* _Job_: Look through the data below. Collect every line where the word "city" occurs.

* _Exercise inputs_:
.....

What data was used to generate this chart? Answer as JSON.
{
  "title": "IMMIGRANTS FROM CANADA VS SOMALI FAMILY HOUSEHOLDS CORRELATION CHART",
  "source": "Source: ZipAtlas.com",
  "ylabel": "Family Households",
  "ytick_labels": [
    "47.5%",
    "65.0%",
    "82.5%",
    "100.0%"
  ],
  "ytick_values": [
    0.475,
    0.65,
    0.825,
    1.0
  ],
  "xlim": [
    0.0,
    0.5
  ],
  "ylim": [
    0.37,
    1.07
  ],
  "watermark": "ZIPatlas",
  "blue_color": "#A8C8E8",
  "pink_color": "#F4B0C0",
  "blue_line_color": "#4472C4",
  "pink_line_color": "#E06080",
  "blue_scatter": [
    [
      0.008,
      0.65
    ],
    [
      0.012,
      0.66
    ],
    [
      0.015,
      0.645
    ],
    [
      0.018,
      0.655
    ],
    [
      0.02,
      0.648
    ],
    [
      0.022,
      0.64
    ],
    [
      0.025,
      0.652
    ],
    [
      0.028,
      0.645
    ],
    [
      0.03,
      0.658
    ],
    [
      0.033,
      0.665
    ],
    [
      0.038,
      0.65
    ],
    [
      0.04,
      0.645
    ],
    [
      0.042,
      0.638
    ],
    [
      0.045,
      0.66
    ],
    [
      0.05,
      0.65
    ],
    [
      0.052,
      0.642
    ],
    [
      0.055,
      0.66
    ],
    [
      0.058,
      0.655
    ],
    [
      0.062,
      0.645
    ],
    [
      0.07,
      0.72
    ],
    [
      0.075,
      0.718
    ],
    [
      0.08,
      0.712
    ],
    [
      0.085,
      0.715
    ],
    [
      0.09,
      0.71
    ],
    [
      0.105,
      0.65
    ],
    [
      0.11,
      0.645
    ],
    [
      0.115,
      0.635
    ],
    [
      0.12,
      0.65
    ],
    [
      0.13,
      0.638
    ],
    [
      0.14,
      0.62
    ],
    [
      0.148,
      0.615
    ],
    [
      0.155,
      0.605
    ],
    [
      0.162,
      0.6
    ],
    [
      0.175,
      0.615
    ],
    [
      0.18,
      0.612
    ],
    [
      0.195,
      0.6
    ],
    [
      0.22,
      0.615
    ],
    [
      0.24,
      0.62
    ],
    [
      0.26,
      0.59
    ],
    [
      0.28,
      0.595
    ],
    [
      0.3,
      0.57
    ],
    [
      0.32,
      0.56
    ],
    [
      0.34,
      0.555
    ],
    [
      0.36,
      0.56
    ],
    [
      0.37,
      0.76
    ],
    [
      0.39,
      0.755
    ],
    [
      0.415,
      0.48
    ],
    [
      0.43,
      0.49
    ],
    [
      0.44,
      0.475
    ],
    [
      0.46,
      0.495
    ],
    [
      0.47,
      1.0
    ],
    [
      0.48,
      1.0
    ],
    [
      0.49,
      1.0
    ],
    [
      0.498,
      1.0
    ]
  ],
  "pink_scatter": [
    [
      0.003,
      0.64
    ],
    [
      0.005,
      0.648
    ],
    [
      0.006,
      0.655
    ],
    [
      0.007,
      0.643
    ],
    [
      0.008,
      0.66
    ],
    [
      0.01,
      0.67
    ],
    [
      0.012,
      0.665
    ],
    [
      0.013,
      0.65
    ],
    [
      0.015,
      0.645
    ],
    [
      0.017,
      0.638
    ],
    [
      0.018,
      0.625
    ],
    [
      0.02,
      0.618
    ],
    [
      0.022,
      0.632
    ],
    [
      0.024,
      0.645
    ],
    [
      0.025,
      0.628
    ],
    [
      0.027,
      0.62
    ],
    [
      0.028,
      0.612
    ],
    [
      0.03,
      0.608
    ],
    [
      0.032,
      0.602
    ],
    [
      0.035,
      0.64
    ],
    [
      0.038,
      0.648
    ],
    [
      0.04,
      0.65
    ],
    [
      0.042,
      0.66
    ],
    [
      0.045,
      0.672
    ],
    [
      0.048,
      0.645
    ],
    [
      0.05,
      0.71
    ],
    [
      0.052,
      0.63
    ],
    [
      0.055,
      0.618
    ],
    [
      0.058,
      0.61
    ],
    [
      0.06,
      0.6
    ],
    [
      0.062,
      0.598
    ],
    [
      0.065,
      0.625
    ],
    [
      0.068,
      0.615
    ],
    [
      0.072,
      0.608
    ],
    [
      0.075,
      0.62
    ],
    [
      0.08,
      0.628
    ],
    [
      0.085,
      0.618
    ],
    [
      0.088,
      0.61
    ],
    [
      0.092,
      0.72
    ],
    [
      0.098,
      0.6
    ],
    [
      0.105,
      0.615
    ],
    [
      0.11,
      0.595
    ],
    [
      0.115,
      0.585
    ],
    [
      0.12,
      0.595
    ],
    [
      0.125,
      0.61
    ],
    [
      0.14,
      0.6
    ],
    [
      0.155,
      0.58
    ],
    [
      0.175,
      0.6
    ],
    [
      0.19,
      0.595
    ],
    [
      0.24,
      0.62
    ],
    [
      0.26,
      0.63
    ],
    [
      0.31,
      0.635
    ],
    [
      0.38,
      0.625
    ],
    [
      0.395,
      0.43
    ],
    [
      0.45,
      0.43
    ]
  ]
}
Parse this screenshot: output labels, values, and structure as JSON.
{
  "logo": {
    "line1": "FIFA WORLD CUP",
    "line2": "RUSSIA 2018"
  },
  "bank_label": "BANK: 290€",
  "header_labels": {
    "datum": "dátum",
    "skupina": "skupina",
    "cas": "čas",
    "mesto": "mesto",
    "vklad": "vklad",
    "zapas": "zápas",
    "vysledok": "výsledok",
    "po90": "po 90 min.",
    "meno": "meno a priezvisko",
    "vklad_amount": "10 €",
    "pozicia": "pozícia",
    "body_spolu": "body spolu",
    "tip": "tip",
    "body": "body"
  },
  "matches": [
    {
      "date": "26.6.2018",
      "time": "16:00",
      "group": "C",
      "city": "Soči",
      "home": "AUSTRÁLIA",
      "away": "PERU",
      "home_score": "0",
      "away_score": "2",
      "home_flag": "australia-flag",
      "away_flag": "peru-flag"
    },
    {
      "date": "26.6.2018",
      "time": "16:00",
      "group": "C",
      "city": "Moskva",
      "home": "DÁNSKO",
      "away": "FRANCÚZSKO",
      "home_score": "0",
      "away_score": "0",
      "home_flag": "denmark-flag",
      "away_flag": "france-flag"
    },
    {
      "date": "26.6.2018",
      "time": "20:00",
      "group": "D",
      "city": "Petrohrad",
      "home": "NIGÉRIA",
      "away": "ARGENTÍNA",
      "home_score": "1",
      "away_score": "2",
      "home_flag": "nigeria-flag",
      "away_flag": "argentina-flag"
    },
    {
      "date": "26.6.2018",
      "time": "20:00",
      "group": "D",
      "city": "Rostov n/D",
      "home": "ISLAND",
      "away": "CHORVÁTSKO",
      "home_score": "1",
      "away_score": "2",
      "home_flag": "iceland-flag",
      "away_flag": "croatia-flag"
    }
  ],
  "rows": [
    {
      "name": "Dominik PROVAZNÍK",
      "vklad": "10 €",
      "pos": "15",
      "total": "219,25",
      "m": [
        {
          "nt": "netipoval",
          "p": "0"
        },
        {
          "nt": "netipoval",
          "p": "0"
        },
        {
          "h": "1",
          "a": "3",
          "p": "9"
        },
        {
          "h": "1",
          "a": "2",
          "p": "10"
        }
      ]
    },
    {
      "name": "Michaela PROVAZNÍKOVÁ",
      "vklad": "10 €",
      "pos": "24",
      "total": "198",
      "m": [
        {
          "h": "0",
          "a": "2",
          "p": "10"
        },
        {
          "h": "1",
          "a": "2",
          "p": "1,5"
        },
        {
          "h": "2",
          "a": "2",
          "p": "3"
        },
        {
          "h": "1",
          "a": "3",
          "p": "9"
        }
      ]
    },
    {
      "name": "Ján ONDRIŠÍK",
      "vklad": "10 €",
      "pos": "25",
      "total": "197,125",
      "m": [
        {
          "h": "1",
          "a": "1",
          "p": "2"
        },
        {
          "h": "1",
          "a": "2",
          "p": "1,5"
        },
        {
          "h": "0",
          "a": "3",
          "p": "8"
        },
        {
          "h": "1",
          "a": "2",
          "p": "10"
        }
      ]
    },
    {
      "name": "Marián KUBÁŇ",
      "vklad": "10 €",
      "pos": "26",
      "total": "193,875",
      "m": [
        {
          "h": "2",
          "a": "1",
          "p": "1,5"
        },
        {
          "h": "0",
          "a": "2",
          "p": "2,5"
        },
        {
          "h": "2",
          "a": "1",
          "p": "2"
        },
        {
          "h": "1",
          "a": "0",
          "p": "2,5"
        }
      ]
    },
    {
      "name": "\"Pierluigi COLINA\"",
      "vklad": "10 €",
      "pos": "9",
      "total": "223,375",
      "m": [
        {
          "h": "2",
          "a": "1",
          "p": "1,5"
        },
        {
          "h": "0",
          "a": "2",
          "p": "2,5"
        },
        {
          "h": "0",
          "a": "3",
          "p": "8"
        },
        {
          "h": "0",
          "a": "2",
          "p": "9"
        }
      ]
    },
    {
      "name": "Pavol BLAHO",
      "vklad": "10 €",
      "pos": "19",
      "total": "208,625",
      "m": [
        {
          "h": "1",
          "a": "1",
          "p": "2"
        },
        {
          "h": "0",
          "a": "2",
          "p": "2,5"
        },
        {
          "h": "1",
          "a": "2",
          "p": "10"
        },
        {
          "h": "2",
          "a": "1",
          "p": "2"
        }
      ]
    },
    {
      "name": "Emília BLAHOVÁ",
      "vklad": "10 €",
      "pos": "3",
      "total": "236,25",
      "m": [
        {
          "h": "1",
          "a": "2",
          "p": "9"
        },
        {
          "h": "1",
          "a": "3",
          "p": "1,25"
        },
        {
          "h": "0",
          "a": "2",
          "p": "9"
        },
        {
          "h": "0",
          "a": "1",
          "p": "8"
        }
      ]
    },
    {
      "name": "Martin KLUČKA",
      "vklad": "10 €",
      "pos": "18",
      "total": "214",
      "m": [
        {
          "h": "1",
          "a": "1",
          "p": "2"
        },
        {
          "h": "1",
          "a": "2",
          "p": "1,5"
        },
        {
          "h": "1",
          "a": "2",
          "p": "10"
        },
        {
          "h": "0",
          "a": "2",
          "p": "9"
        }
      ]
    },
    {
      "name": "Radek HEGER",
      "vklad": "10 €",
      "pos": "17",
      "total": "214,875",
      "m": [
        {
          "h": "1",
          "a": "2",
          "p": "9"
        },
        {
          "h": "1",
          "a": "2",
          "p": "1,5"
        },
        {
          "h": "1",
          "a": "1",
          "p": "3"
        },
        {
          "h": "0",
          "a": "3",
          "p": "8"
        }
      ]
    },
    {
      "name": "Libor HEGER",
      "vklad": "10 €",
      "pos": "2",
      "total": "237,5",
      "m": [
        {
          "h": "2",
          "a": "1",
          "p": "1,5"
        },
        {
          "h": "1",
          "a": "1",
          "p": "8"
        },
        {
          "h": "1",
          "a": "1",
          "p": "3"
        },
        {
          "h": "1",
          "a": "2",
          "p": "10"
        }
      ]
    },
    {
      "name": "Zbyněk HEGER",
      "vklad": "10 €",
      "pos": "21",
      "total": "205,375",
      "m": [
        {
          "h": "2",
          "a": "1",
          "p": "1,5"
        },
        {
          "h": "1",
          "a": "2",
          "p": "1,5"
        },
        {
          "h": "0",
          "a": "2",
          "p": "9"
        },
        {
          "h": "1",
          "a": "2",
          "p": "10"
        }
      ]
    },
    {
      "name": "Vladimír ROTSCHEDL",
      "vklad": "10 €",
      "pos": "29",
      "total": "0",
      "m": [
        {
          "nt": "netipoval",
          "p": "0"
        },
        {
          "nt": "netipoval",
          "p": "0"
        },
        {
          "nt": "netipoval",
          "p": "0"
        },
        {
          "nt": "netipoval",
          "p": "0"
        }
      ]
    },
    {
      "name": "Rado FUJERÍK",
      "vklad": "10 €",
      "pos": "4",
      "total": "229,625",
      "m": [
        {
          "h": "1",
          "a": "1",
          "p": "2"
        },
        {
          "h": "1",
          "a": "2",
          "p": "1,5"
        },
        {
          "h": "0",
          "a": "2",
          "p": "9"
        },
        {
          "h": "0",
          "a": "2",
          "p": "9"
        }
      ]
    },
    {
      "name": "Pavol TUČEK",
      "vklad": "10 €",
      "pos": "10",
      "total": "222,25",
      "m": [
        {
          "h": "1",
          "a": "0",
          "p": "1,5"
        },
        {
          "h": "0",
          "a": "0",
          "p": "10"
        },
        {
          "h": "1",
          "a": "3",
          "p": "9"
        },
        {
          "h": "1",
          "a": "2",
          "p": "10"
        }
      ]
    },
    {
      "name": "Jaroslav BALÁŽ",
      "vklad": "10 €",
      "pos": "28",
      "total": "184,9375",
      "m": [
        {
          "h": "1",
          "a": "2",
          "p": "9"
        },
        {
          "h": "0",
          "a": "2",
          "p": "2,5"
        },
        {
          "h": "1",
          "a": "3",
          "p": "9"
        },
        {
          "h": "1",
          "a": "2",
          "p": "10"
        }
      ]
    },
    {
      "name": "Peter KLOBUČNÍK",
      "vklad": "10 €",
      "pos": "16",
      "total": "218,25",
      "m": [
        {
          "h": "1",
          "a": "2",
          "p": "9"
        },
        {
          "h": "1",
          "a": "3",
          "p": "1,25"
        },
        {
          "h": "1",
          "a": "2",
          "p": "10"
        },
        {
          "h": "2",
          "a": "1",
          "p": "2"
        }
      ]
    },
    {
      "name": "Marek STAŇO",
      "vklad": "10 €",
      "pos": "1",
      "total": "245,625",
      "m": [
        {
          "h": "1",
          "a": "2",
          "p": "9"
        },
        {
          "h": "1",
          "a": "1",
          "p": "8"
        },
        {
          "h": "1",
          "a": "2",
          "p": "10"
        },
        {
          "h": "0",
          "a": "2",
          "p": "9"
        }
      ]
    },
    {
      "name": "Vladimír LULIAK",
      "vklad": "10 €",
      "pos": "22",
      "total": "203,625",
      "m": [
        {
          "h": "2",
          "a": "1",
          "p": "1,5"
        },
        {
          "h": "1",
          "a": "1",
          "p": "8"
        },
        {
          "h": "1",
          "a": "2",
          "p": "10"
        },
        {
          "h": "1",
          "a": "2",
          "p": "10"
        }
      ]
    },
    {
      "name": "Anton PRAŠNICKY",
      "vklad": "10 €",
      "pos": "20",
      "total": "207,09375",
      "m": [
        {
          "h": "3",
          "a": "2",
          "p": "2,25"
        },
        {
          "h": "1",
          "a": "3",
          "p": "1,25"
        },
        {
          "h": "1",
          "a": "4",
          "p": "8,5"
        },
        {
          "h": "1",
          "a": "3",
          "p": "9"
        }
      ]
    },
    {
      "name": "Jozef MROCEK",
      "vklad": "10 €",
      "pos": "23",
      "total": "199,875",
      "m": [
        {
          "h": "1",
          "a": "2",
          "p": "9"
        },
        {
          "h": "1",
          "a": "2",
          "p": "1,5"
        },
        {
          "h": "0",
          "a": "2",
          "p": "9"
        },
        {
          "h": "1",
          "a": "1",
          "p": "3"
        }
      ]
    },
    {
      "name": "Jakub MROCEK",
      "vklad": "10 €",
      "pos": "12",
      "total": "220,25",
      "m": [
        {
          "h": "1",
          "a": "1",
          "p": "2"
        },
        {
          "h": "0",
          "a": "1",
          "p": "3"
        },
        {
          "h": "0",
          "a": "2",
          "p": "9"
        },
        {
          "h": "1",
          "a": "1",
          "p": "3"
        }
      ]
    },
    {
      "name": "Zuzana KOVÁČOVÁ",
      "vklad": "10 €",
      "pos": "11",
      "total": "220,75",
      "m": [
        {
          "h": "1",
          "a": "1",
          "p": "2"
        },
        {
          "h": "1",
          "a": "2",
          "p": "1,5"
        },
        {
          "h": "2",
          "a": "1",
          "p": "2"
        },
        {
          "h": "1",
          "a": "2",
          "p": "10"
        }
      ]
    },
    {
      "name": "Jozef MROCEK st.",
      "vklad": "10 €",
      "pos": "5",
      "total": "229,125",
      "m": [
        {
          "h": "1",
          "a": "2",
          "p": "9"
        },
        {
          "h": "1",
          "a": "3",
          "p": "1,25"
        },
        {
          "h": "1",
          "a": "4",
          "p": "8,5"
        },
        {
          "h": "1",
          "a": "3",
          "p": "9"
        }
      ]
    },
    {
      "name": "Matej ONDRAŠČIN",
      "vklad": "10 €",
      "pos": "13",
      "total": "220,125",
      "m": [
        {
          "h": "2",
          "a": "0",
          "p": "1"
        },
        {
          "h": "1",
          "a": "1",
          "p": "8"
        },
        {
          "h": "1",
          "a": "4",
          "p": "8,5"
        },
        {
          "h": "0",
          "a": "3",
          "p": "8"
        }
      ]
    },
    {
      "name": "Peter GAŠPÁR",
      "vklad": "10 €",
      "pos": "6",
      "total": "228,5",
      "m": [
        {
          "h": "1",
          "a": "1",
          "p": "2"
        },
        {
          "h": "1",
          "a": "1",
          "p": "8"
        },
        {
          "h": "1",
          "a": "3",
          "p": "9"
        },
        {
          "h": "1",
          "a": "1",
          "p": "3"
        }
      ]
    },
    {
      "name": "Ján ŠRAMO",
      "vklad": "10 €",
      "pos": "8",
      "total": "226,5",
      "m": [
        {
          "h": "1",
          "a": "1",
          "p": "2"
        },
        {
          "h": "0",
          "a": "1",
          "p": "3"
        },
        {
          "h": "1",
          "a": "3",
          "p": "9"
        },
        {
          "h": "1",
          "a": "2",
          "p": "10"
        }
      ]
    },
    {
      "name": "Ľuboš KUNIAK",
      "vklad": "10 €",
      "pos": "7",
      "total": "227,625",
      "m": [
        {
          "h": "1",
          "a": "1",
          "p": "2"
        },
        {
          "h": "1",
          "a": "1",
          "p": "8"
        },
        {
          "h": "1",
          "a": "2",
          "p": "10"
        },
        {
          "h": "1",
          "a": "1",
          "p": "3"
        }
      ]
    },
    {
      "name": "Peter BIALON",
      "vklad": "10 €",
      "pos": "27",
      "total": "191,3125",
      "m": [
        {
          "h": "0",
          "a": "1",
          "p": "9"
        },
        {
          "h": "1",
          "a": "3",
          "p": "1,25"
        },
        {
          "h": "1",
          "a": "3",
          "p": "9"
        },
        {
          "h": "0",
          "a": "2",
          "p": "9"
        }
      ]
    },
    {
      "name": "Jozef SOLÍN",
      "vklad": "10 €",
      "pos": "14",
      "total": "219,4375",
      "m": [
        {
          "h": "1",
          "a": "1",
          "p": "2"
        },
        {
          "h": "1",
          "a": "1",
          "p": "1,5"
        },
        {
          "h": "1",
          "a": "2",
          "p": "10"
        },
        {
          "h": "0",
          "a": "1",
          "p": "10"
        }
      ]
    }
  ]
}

.....

* _Response to this exercise_:
      "city": "Soči",
      "city": "Moskva",
      "city": "Petrohrad",
      "city": "Rostov n/D",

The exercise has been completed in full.